■ **Set task**
Reproduce each line exactly. Skip none.

■ **Listed entries**
§ §

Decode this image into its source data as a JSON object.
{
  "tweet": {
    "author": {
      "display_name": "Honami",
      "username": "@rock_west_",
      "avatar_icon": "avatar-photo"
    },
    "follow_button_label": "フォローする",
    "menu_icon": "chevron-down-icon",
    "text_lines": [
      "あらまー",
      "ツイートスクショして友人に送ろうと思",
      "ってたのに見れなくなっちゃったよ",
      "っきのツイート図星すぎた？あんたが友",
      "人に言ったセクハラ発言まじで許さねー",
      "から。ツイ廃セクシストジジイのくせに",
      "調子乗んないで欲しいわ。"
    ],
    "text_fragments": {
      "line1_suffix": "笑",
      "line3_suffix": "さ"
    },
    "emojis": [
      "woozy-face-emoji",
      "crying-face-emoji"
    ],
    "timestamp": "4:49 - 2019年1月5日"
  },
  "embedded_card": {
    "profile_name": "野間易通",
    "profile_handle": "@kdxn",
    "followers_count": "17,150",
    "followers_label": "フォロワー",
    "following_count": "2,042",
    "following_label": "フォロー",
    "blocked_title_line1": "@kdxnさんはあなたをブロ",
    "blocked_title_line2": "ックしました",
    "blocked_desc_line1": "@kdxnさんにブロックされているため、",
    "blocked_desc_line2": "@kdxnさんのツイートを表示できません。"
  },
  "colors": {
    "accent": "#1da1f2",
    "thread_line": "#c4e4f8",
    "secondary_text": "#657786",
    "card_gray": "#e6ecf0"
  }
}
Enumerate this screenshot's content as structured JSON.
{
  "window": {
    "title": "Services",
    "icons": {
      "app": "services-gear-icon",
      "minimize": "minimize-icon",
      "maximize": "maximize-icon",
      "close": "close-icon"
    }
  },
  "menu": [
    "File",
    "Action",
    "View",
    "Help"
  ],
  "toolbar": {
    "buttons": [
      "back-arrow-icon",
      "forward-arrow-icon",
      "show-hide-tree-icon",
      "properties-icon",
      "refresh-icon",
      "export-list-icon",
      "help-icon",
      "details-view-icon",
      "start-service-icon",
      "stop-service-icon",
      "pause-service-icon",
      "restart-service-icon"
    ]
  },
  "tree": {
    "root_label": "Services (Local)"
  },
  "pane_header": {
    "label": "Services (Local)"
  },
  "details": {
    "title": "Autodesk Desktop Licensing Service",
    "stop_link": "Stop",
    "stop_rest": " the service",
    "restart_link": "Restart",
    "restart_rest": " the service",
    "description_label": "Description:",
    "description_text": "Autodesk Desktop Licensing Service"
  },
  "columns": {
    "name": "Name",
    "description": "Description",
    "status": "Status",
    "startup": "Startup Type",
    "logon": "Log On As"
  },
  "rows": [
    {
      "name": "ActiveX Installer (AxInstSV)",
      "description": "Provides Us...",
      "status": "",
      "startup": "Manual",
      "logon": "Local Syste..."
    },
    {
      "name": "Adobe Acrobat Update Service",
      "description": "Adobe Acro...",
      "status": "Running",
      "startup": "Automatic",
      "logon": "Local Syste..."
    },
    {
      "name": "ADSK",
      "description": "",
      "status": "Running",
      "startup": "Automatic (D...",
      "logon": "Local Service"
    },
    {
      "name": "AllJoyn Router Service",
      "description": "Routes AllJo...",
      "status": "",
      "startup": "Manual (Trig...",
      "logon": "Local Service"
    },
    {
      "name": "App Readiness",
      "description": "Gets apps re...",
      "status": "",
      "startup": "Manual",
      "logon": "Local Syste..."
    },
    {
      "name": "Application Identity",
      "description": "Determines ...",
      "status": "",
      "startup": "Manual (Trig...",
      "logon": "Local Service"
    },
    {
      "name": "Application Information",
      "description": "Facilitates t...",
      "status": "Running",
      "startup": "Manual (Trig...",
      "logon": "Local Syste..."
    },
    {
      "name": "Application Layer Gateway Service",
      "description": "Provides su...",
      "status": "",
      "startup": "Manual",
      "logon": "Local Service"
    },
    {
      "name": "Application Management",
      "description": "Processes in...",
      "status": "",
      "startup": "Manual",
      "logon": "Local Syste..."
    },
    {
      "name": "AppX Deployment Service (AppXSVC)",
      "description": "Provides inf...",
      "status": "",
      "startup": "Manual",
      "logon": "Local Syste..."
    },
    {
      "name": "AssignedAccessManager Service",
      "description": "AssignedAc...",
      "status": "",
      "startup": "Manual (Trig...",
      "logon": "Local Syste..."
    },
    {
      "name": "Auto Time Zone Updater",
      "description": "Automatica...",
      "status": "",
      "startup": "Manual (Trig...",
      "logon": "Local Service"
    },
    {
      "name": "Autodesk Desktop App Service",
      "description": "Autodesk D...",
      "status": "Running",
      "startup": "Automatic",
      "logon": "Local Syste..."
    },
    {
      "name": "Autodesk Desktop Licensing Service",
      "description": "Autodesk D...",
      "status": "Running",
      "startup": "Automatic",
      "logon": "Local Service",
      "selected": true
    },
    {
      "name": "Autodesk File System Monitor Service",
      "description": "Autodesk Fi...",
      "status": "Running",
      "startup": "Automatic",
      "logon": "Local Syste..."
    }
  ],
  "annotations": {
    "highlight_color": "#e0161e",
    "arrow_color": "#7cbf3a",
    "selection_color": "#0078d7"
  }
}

§ §

■ **Worked answer**
Decode this image into its source data as a JSON object.
{
  "tweet": {
    "author": {
      "display_name": "Honami",
      "username": "@rock_west_",
      "avatar_icon": "avatar-photo"
    },
    "follow_button_label": "フォローする",
    "menu_icon": "chevron-down-icon",
    "text_lines": [
      "あらまー",
      "ツイートスクショして友人に送ろうと思",
      "ってたのに見れなくなっちゃったよ",
      "っきのツイート図星すぎた？あんたが友",
      "人に言ったセクハラ発言まじで許さねー",
      "から。ツイ廃セクシストジジイのくせに",
      "調子乗んないで欲しいわ。"
    ],
    "text_fragments": {
      "line1_suffix": "笑",
      "line3_suffix": "さ"
    },
    "emojis": [
      "woozy-face-emoji",
      "crying-face-emoji"
    ],
    "timestamp": "4:49 - 2019年1月5日"
  },
  "embedded_card": {
    "profile_name": "野間易通",
    "profile_handle": "@kdxn",
    "followers_count": "17,150",
    "followers_label": "フォロワー",
    "following_count": "2,042",
    "following_label": "フォロー",
    "blocked_title_line1": "@kdxnさんはあなたをブロ",
    "blocked_title_line2": "ックしました",
    "blocked_desc_line1": "@kdxnさんにブロックされているため、",
    "blocked_desc_line2": "@kdxnさんのツイートを表示できません。"
  },
  "colors": {
    "accent": "#1da1f2",
    "thread_line": "#c4e4f8",
    "secondary_text": "#657786",
    "card_gray": "#e6ecf0"
  }
}
Enumerate this screenshot's content as structured JSON.
{
  "window": {
    "title": "Services",
    "icons": {
      "app": "services-gear-icon",
      "minimize": "minimize-icon",
      "maximize": "maximize-icon",
      "close": "close-icon"
    }
  },
  "menu": [
    "File",
    "Action",
    "View",
    "Help"
  ],
  "toolbar": {
    "buttons": [
      "back-arrow-icon",
      "forward-arrow-icon",
      "show-hide-tree-icon",
      "properties-icon",
      "refresh-icon",
      "export-list-icon",
      "help-icon",
      "details-view-icon",
      "start-service-icon",
      "stop-service-icon",
      "pause-service-icon",
      "restart-service-icon"
    ]
  },
  "tree": {
    "root_label": "Services (Local)"
  },
  "pane_header": {
    "label": "Services (Local)"
  },
  "details": {
    "title": "Autodesk Desktop Licensing Service",
    "stop_link": "Stop",
    "stop_rest": " the service",
    "restart_link": "Restart",
    "restart_rest": " the service",
    "description_label": "Description:",
    "description_text": "Autodesk Desktop Licensing Service"
  },
  "columns": {
    "name": "Name",
    "description": "Description",
    "status": "Status",
    "startup": "Startup Type",
    "logon": "Log On As"
  },
  "rows": [
    {
      "name": "ActiveX Installer (AxInstSV)",
      "description": "Provides Us...",
      "status": "",
      "startup": "Manual",
      "logon": "Local Syste..."
    },
    {
      "name": "Adobe Acrobat Update Service",
      "description": "Adobe Acro...",
      "status": "Running",
      "startup": "Automatic",
      "logon": "Local Syste..."
    },
    {
      "name": "ADSK",
      "description": "",
      "status": "Running",
      "startup": "Automatic (D...",
      "logon": "Local Service"
    },
    {
      "name": "AllJoyn Router Service",
      "description": "Routes AllJo...",
      "status": "",
      "startup": "Manual (Trig...",
      "logon": "Local Service"
    },
    {
      "name": "App Readiness",
      "description": "Gets apps re...",
      "status": "",
      "startup": "Manual",
      "logon": "Local Syste..."
    },
    {
      "name": "Application Identity",
      "description": "Determines ...",
      "status": "",
      "startup": "Manual (Trig...",
      "logon": "Local Service"
    },
    {
      "name": "Application Information",
      "description": "Facilitates t...",
      "status": "Running",
      "startup": "Manual (Trig...",
      "logon": "Local Syste..."
    },
    {
      "name": "Application Layer Gateway Service",
      "description": "Provides su...",
      "status": "",
      "startup": "Manual",
      "logon": "Local Service"
    },
    {
      "name": "Application Management",
      "description": "Processes in...",
      "status": "",
      "startup": "Manual",
      "logon": "Local Syste..."
    },
    {
      "name": "AppX Deployment Service (AppXSVC)",
      "description": "Provides inf...",
      "status": "",
      "startup": "Manual",
      "logon": "Local Syste..."
    },
    {
      "name": "AssignedAccessManager Service",
      "description": "AssignedAc...",
      "status": "",
      "startup": "Manual (Trig...",
      "logon": "Local Syste..."
    },
    {
      "name": "Auto Time Zone Updater",
      "description": "Automatica...",
      "status": "",
      "startup": "Manual (Trig...",
      "logon": "Local Service"
    },
    {
      "name": "Autodesk Desktop App Service",
      "description": "Autodesk D...",
      "status": "Running",
      "startup": "Automatic",
      "logon": "Local Syste..."
    },
    {
      "name": "Autodesk Desktop Licensing Service",
      "description": "Autodesk D...",
      "status": "Running",
      "startup": "Automatic",
      "logon": "Local Service",
      "selected": true
    },
    {
      "name": "Autodesk File System Monitor Service",
      "description": "Autodesk Fi...",
      "status": "Running",
      "startup": "Automatic",
      "logon": "Local Syste..."
    }
  ],
  "annotations": {
    "highlight_color": "#e0161e",
    "arrow_color": "#7cbf3a",
    "selection_color": "#0078d7"
  }
}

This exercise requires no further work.